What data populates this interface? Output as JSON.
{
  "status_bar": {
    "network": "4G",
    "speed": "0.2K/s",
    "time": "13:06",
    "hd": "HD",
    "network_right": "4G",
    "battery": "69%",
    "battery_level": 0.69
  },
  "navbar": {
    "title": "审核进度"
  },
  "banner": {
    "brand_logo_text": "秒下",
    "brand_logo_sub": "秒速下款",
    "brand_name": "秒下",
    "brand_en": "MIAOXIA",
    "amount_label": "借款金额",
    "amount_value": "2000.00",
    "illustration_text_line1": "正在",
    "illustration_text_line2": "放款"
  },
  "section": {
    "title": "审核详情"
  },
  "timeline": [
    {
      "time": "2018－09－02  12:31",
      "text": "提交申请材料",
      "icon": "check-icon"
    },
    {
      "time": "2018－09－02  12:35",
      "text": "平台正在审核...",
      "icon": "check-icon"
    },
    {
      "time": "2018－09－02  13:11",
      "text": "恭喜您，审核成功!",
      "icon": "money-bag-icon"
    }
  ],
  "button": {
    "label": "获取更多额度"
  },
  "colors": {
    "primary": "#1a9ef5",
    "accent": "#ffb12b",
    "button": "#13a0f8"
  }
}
+ + + +
### Exercise prompt
Output the listing above word for word.

### Exercise answer
What data populates this interface? Output as JSON.
{
  "status_bar": {
    "network": "4G",
    "speed": "0.2K/s",
    "time": "13:06",
    "hd": "HD",
    "network_right": "4G",
    "battery": "69%",
    "battery_level": 0.69
  },
  "navbar": {
    "title": "审核进度"
  },
  "banner": {
    "brand_logo_text": "秒下",
    "brand_logo_sub": "秒速下款",
    "brand_name": "秒下",
    "brand_en": "MIAOXIA",
    "amount_label": "借款金额",
    "amount_value": "2000.00",
    "illustration_text_line1": "正在",
    "illustration_text_line2": "放款"
  },
  "section": {
    "title": "审核详情"
  },
  "timeline": [
    {
      "time": "2018－09－02  12:31",
      "text": "提交申请材料",
      "icon": "check-icon"
    },
    {
      "time": "2018－09－02  12:35",
      "text": "平台正在审核...",
      "icon": "check-icon"
    },
    {
      "time": "2018－09－02  13:11",
      "text": "恭喜您，审核成功!",
      "icon": "money-bag-icon"
    }
  ],
  "button": {
    "label": "获取更多额度"
  },
  "colors": {
    "primary": "#1a9ef5",
    "accent": "#ffb12b",
    "button": "#13a0f8"
  }
}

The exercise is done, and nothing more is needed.